DATA PROVIDED —
━━━━━━━━━━━━━━━━━━━━
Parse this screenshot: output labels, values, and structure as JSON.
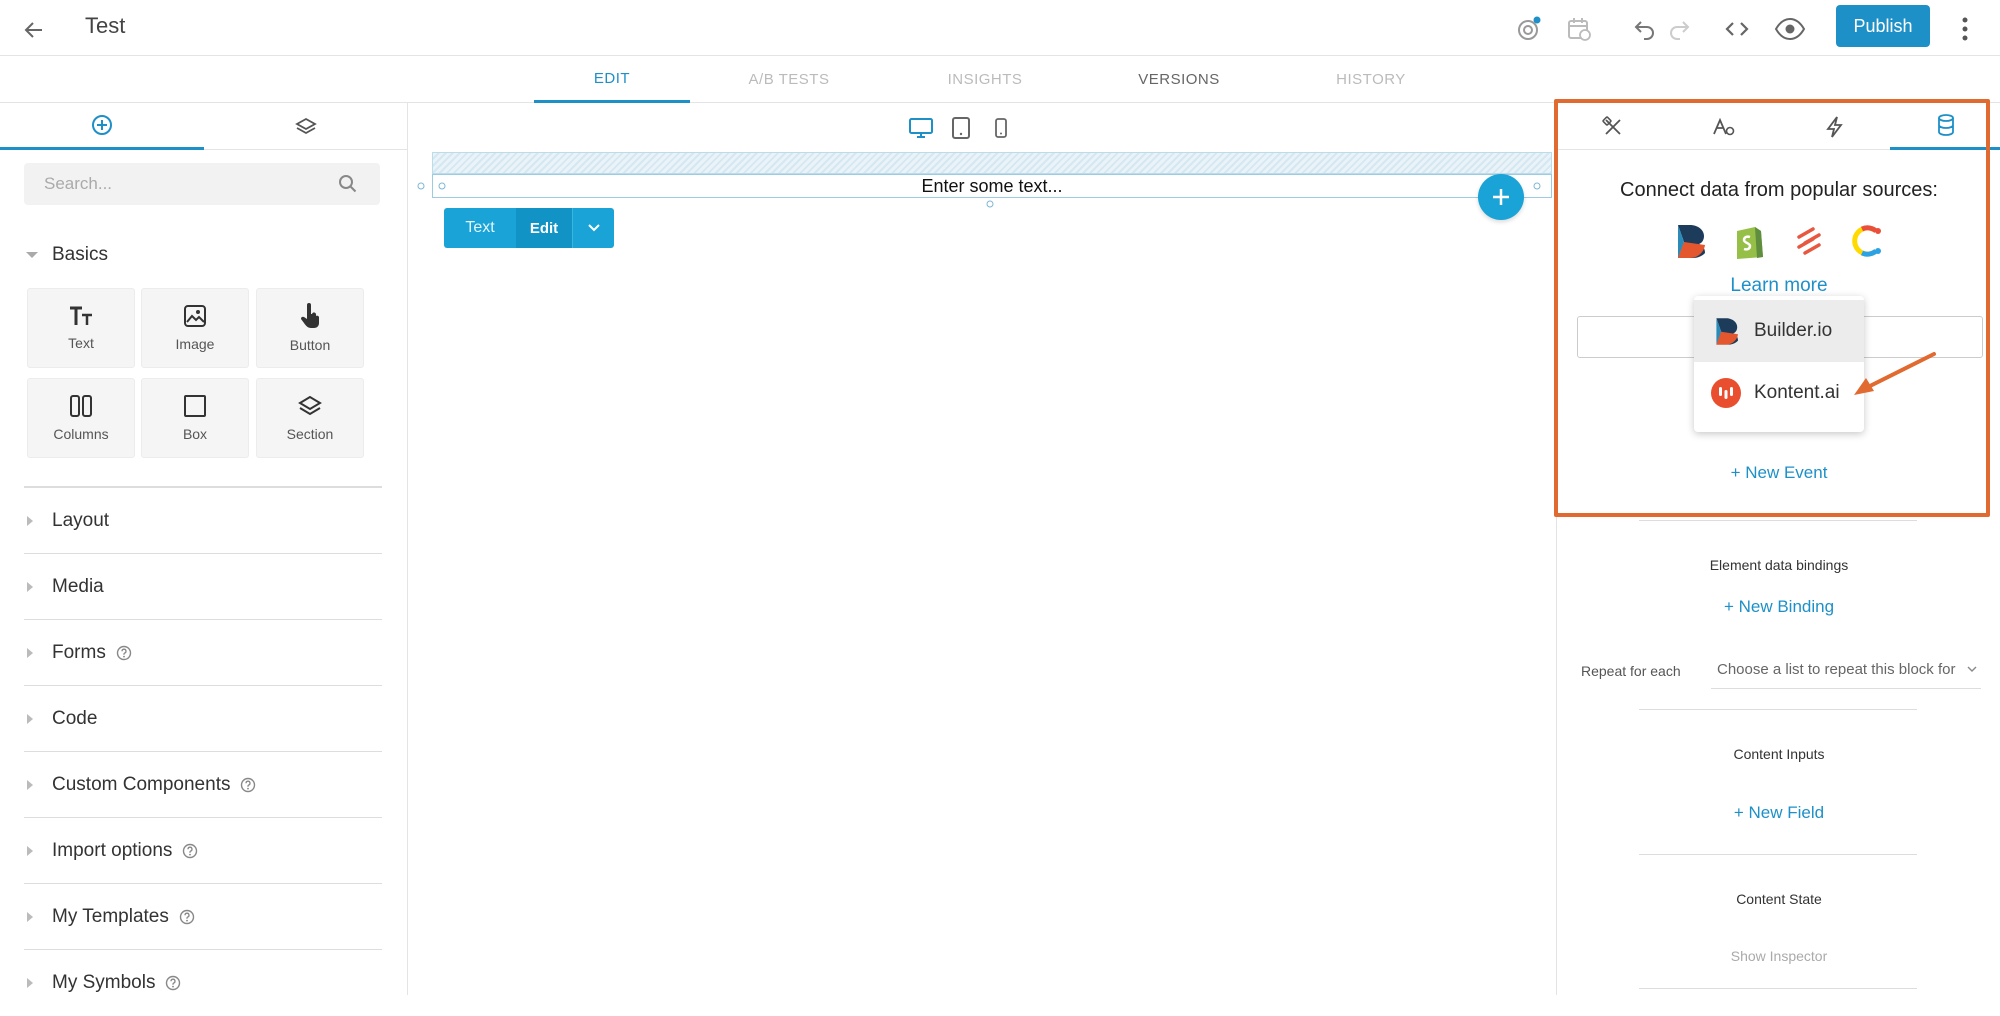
{
  "header": {
    "title": "Test",
    "publish_label": "Publish"
  },
  "main_tabs": [
    {
      "label": "EDIT",
      "state": "active"
    },
    {
      "label": "A/B TESTS",
      "state": "disabled"
    },
    {
      "label": "INSIGHTS",
      "state": "disabled"
    },
    {
      "label": "VERSIONS",
      "state": "normal"
    },
    {
      "label": "HISTORY",
      "state": "disabled"
    }
  ],
  "left_panel": {
    "search_placeholder": "Search...",
    "basics_title": "Basics",
    "blocks": [
      {
        "label": "Text",
        "icon": "text-icon"
      },
      {
        "label": "Image",
        "icon": "image-icon"
      },
      {
        "label": "Button",
        "icon": "hand-pointer-icon"
      },
      {
        "label": "Columns",
        "icon": "columns-icon"
      },
      {
        "label": "Box",
        "icon": "box-icon"
      },
      {
        "label": "Section",
        "icon": "layers-icon"
      }
    ],
    "sections": [
      {
        "label": "Layout",
        "help": false
      },
      {
        "label": "Media",
        "help": false
      },
      {
        "label": "Forms",
        "help": true
      },
      {
        "label": "Code",
        "help": false
      },
      {
        "label": "Custom Components",
        "help": true
      },
      {
        "label": "Import options",
        "help": true
      },
      {
        "label": "My Templates",
        "help": true
      },
      {
        "label": "My Symbols",
        "help": true
      }
    ]
  },
  "canvas": {
    "placeholder_text": "Enter some text...",
    "toolbar": {
      "text_label": "Text",
      "edit_label": "Edit"
    }
  },
  "right_panel": {
    "connect_title": "Connect data from popular sources:",
    "learn_more": "Learn more",
    "dropdown_items": [
      {
        "label": "Builder.io",
        "icon": "builder-io-logo"
      },
      {
        "label": "Kontent.ai",
        "icon": "kontent-ai-logo"
      }
    ],
    "new_event": "+ New Event",
    "element_bindings_title": "Element data bindings",
    "new_binding": "+ New Binding",
    "repeat_label": "Repeat for each",
    "repeat_placeholder": "Choose a list to repeat this block for",
    "content_inputs_title": "Content Inputs",
    "new_field": "+ New Field",
    "content_state_title": "Content State",
    "show_inspector": "Show Inspector"
  },
  "colors": {
    "accent": "#1e90c8",
    "highlight": "#e06a2f"
  }
}
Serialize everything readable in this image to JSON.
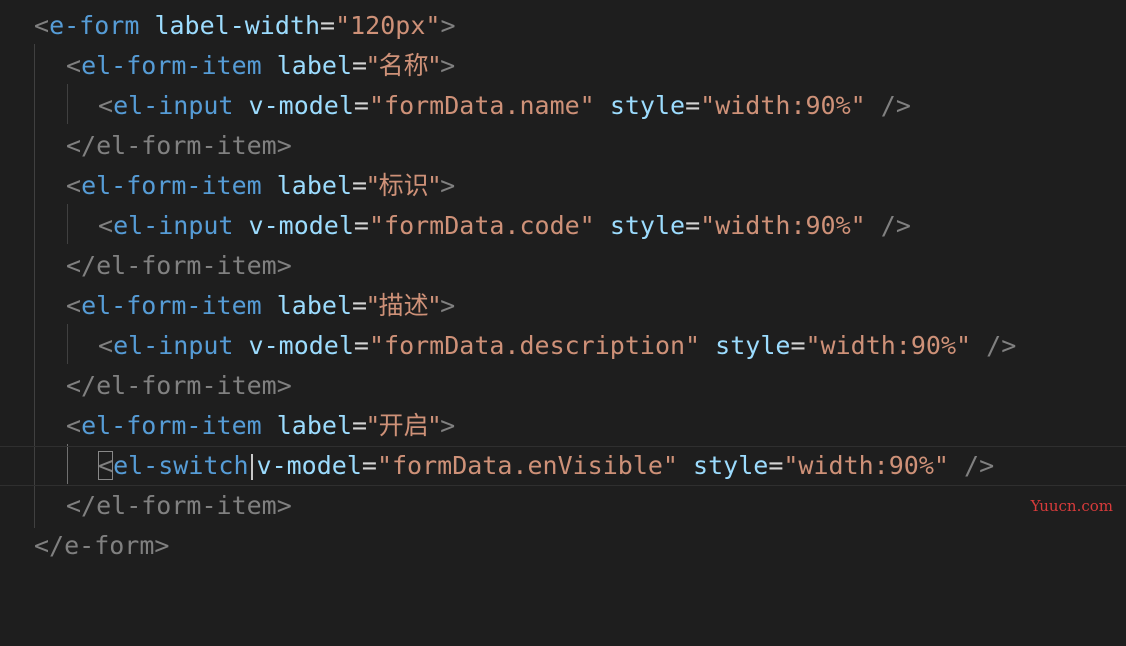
{
  "editor": {
    "lines": [
      {
        "tag": "e-form",
        "attr": "label-width",
        "value": "\"120px\""
      },
      {
        "tag": "el-form-item",
        "attr": "label",
        "value": "\"名称\""
      },
      {
        "tag": "el-input",
        "attr1": "v-model",
        "val1": "\"formData.name\"",
        "attr2": "style",
        "val2": "\"width:90%\"",
        "close": "/>"
      },
      {
        "closing": "</el-form-item>"
      },
      {
        "tag": "el-form-item",
        "attr": "label",
        "value": "\"标识\""
      },
      {
        "tag": "el-input",
        "attr1": "v-model",
        "val1": "\"formData.code\"",
        "attr2": "style",
        "val2": "\"width:90%\"",
        "close": "/>"
      },
      {
        "closing": "</el-form-item>"
      },
      {
        "tag": "el-form-item",
        "attr": "label",
        "value": "\"描述\""
      },
      {
        "tag": "el-input",
        "attr1": "v-model",
        "val1": "\"formData.description\"",
        "attr2": "style",
        "val2": "\"width:90%\"",
        "close": "/>"
      },
      {
        "closing": "</el-form-item>"
      },
      {
        "tag": "el-form-item",
        "attr": "label",
        "value": "\"开启\""
      },
      {
        "tag": "el-switch",
        "attr1": "v-model",
        "val1": "\"formData.enVisible\"",
        "attr2": "style",
        "val2": "\"width:90%\"",
        "close": "/>"
      },
      {
        "closing": "</el-form-item>"
      },
      {
        "closing": "</e-form>"
      }
    ]
  },
  "watermark": "Yuucn.com",
  "colors": {
    "background": "#1e1e1e",
    "tag": "#569cd6",
    "attribute": "#9cdcfe",
    "string": "#ce9178",
    "bracket": "#808080",
    "watermark": "#d83b3b"
  }
}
━━━━━━━━━━━━━━━━━━━━
Looking at the material above, count the lines containing the string "this" and reply with the count alone.

EXPECTED OUTPUT — 3